▸ What is asked:
Each entry that follows is to be retyped exactly. Pictures do not belong in the copy.

□ □ □ □ □ □ □

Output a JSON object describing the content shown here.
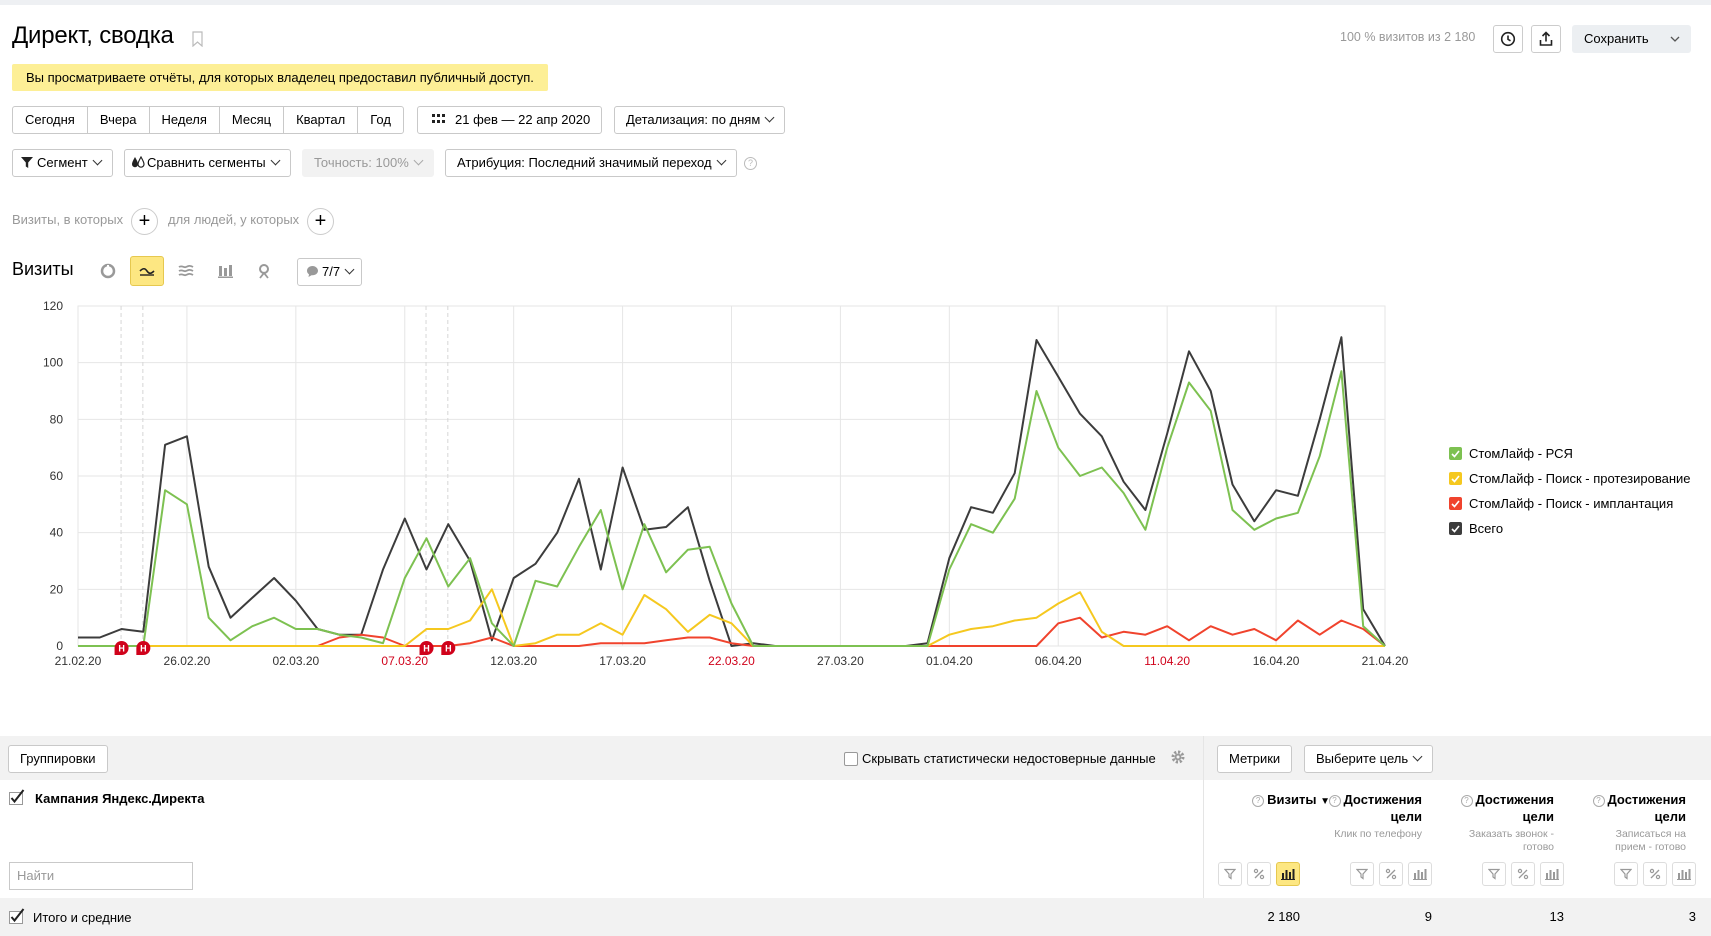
{
  "header": {
    "title": "Директ, сводка",
    "notice": "Вы просматриваете отчёты, для которых владелец предоставил публичный доступ.",
    "share_info": "100 % визитов из 2 180",
    "save_label": "Сохранить"
  },
  "period": {
    "tabs": [
      "Сегодня",
      "Вчера",
      "Неделя",
      "Месяц",
      "Квартал",
      "Год"
    ],
    "date_range": "21 фев — 22 апр 2020",
    "detail": "Детализация: по дням"
  },
  "toolbar": {
    "segment": "Сегмент",
    "compare": "Сравнить сегменты",
    "accuracy": "Точность: 100%",
    "attribution": "Атрибуция: Последний значимый переход"
  },
  "filters": {
    "visits_in": "Визиты, в которых",
    "people_with": "для людей, у которых"
  },
  "chart_section": {
    "title": "Визиты",
    "series_count": "7/7"
  },
  "colors": {
    "rsya": "#7dc151",
    "protez": "#f5c81f",
    "implant": "#f0432d",
    "total": "#3c3c3c"
  },
  "chart_data": {
    "type": "line",
    "ylim": [
      0,
      120
    ],
    "yticks": [
      0,
      20,
      40,
      60,
      80,
      100,
      120
    ],
    "xlabels": [
      {
        "label": "21.02.20",
        "day": 0,
        "holiday": false
      },
      {
        "label": "26.02.20",
        "day": 5,
        "holiday": false
      },
      {
        "label": "02.03.20",
        "day": 10,
        "holiday": false
      },
      {
        "label": "07.03.20",
        "day": 15,
        "holiday": true
      },
      {
        "label": "12.03.20",
        "day": 20,
        "holiday": false
      },
      {
        "label": "17.03.20",
        "day": 25,
        "holiday": false
      },
      {
        "label": "22.03.20",
        "day": 30,
        "holiday": true
      },
      {
        "label": "27.03.20",
        "day": 35,
        "holiday": false
      },
      {
        "label": "01.04.20",
        "day": 40,
        "holiday": false
      },
      {
        "label": "06.04.20",
        "day": 45,
        "holiday": false
      },
      {
        "label": "11.04.20",
        "day": 50,
        "holiday": true
      },
      {
        "label": "16.04.20",
        "day": 55,
        "holiday": false
      },
      {
        "label": "21.04.20",
        "day": 60,
        "holiday": false
      }
    ],
    "annotations": [
      {
        "day": 2,
        "label": "Н"
      },
      {
        "day": 3,
        "label": "Н"
      },
      {
        "day": 16,
        "label": "Н"
      },
      {
        "day": 17,
        "label": "Н"
      }
    ],
    "series": [
      {
        "name": "СтомЛайф - РСЯ",
        "color": "#7dc151",
        "values": [
          0,
          0,
          0,
          0,
          55,
          50,
          10,
          2,
          7,
          10,
          6,
          6,
          4,
          3,
          1,
          24,
          38,
          21,
          31,
          8,
          0,
          23,
          21,
          35,
          48,
          20,
          43,
          26,
          34,
          35,
          15,
          0,
          0,
          0,
          0,
          0,
          0,
          0,
          0,
          0,
          27,
          43,
          40,
          52,
          90,
          70,
          60,
          63,
          54,
          41,
          70,
          93,
          83,
          48,
          41,
          45,
          47,
          67,
          97,
          7,
          0
        ]
      },
      {
        "name": "СтомЛайф - Поиск - протезирование",
        "color": "#f5c81f",
        "values": [
          0,
          0,
          0,
          0,
          0,
          0,
          0,
          0,
          0,
          0,
          0,
          0,
          0,
          0,
          0,
          0,
          6,
          6,
          9,
          20,
          0,
          1,
          4,
          4,
          8,
          4,
          18,
          13,
          5,
          11,
          8,
          0,
          0,
          0,
          0,
          0,
          0,
          0,
          0,
          0,
          4,
          6,
          7,
          9,
          10,
          15,
          19,
          5,
          0,
          0,
          0,
          0,
          0,
          0,
          0,
          0,
          0,
          0,
          0,
          0,
          0
        ]
      },
      {
        "name": "СтомЛайф - Поиск - имплантация",
        "color": "#f0432d",
        "values": [
          0,
          0,
          0,
          0,
          0,
          0,
          0,
          0,
          0,
          0,
          0,
          0,
          3,
          4,
          3,
          0,
          0,
          0,
          1,
          3,
          0,
          0,
          0,
          0,
          1,
          1,
          1,
          2,
          3,
          3,
          1,
          0,
          0,
          0,
          0,
          0,
          0,
          0,
          0,
          0,
          0,
          0,
          0,
          0,
          0,
          8,
          10,
          3,
          5,
          4,
          7,
          2,
          7,
          4,
          6,
          2,
          9,
          4,
          9,
          6,
          0
        ]
      },
      {
        "name": "Всего",
        "color": "#3c3c3c",
        "values": [
          3,
          3,
          6,
          5,
          71,
          74,
          28,
          10,
          17,
          24,
          16,
          6,
          4,
          4,
          27,
          45,
          27,
          43,
          30,
          2,
          24,
          29,
          40,
          59,
          27,
          63,
          41,
          42,
          49,
          23,
          0,
          1,
          0,
          0,
          0,
          0,
          0,
          0,
          0,
          1,
          31,
          49,
          47,
          61,
          108,
          95,
          82,
          74,
          58,
          48,
          75,
          104,
          90,
          57,
          44,
          55,
          53,
          80,
          109,
          13,
          0
        ]
      }
    ]
  },
  "table": {
    "groupings": "Группировки",
    "hide_unreliable": "Скрывать статистически недостоверные данные",
    "metrics": "Метрики",
    "select_goal": "Выберите цель",
    "dimension": "Кампания Яндекс.Директа",
    "search_placeholder": "Найти",
    "columns": [
      {
        "title": "Визиты",
        "sub": "",
        "sort": "▼"
      },
      {
        "title": "Достижения цели",
        "sub": "Клик по телефону"
      },
      {
        "title": "Достижения цели",
        "sub": "Заказать звонок - готово"
      },
      {
        "title": "Достижения цели",
        "sub": "Записаться на прием - готово"
      }
    ],
    "total_label": "Итого и средние",
    "totals": [
      "2 180",
      "9",
      "13",
      "3"
    ]
  }
}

□ □ □ □ □ □ □

▸ Result below:
Output a JSON object describing the content shown here.
{
  "header": {
    "title": "Директ, сводка",
    "notice": "Вы просматриваете отчёты, для которых владелец предоставил публичный доступ.",
    "share_info": "100 % визитов из 2 180",
    "save_label": "Сохранить"
  },
  "period": {
    "tabs": [
      "Сегодня",
      "Вчера",
      "Неделя",
      "Месяц",
      "Квартал",
      "Год"
    ],
    "date_range": "21 фев — 22 апр 2020",
    "detail": "Детализация: по дням"
  },
  "toolbar": {
    "segment": "Сегмент",
    "compare": "Сравнить сегменты",
    "accuracy": "Точность: 100%",
    "attribution": "Атрибуция: Последний значимый переход"
  },
  "filters": {
    "visits_in": "Визиты, в которых",
    "people_with": "для людей, у которых"
  },
  "chart_section": {
    "title": "Визиты",
    "series_count": "7/7"
  },
  "colors": {
    "rsya": "#7dc151",
    "protez": "#f5c81f",
    "implant": "#f0432d",
    "total": "#3c3c3c"
  },
  "chart_data": {
    "type": "line",
    "ylim": [
      0,
      120
    ],
    "yticks": [
      0,
      20,
      40,
      60,
      80,
      100,
      120
    ],
    "xlabels": [
      {
        "label": "21.02.20",
        "day": 0,
        "holiday": false
      },
      {
        "label": "26.02.20",
        "day": 5,
        "holiday": false
      },
      {
        "label": "02.03.20",
        "day": 10,
        "holiday": false
      },
      {
        "label": "07.03.20",
        "day": 15,
        "holiday": true
      },
      {
        "label": "12.03.20",
        "day": 20,
        "holiday": false
      },
      {
        "label": "17.03.20",
        "day": 25,
        "holiday": false
      },
      {
        "label": "22.03.20",
        "day": 30,
        "holiday": true
      },
      {
        "label": "27.03.20",
        "day": 35,
        "holiday": false
      },
      {
        "label": "01.04.20",
        "day": 40,
        "holiday": false
      },
      {
        "label": "06.04.20",
        "day": 45,
        "holiday": false
      },
      {
        "label": "11.04.20",
        "day": 50,
        "holiday": true
      },
      {
        "label": "16.04.20",
        "day": 55,
        "holiday": false
      },
      {
        "label": "21.04.20",
        "day": 60,
        "holiday": false
      }
    ],
    "annotations": [
      {
        "day": 2,
        "label": "Н"
      },
      {
        "day": 3,
        "label": "Н"
      },
      {
        "day": 16,
        "label": "Н"
      },
      {
        "day": 17,
        "label": "Н"
      }
    ],
    "series": [
      {
        "name": "СтомЛайф - РСЯ",
        "color": "#7dc151",
        "values": [
          0,
          0,
          0,
          0,
          55,
          50,
          10,
          2,
          7,
          10,
          6,
          6,
          4,
          3,
          1,
          24,
          38,
          21,
          31,
          8,
          0,
          23,
          21,
          35,
          48,
          20,
          43,
          26,
          34,
          35,
          15,
          0,
          0,
          0,
          0,
          0,
          0,
          0,
          0,
          0,
          27,
          43,
          40,
          52,
          90,
          70,
          60,
          63,
          54,
          41,
          70,
          93,
          83,
          48,
          41,
          45,
          47,
          67,
          97,
          7,
          0
        ]
      },
      {
        "name": "СтомЛайф - Поиск - протезирование",
        "color": "#f5c81f",
        "values": [
          0,
          0,
          0,
          0,
          0,
          0,
          0,
          0,
          0,
          0,
          0,
          0,
          0,
          0,
          0,
          0,
          6,
          6,
          9,
          20,
          0,
          1,
          4,
          4,
          8,
          4,
          18,
          13,
          5,
          11,
          8,
          0,
          0,
          0,
          0,
          0,
          0,
          0,
          0,
          0,
          4,
          6,
          7,
          9,
          10,
          15,
          19,
          5,
          0,
          0,
          0,
          0,
          0,
          0,
          0,
          0,
          0,
          0,
          0,
          0,
          0
        ]
      },
      {
        "name": "СтомЛайф - Поиск - имплантация",
        "color": "#f0432d",
        "values": [
          0,
          0,
          0,
          0,
          0,
          0,
          0,
          0,
          0,
          0,
          0,
          0,
          3,
          4,
          3,
          0,
          0,
          0,
          1,
          3,
          0,
          0,
          0,
          0,
          1,
          1,
          1,
          2,
          3,
          3,
          1,
          0,
          0,
          0,
          0,
          0,
          0,
          0,
          0,
          0,
          0,
          0,
          0,
          0,
          0,
          8,
          10,
          3,
          5,
          4,
          7,
          2,
          7,
          4,
          6,
          2,
          9,
          4,
          9,
          6,
          0
        ]
      },
      {
        "name": "Всего",
        "color": "#3c3c3c",
        "values": [
          3,
          3,
          6,
          5,
          71,
          74,
          28,
          10,
          17,
          24,
          16,
          6,
          4,
          4,
          27,
          45,
          27,
          43,
          30,
          2,
          24,
          29,
          40,
          59,
          27,
          63,
          41,
          42,
          49,
          23,
          0,
          1,
          0,
          0,
          0,
          0,
          0,
          0,
          0,
          1,
          31,
          49,
          47,
          61,
          108,
          95,
          82,
          74,
          58,
          48,
          75,
          104,
          90,
          57,
          44,
          55,
          53,
          80,
          109,
          13,
          0
        ]
      }
    ]
  },
  "table": {
    "groupings": "Группировки",
    "hide_unreliable": "Скрывать статистически недостоверные данные",
    "metrics": "Метрики",
    "select_goal": "Выберите цель",
    "dimension": "Кампания Яндекс.Директа",
    "search_placeholder": "Найти",
    "columns": [
      {
        "title": "Визиты",
        "sub": "",
        "sort": "▼"
      },
      {
        "title": "Достижения цели",
        "sub": "Клик по телефону"
      },
      {
        "title": "Достижения цели",
        "sub": "Заказать звонок - готово"
      },
      {
        "title": "Достижения цели",
        "sub": "Записаться на прием - готово"
      }
    ],
    "total_label": "Итого и средние",
    "totals": [
      "2 180",
      "9",
      "13",
      "3"
    ]
  }
}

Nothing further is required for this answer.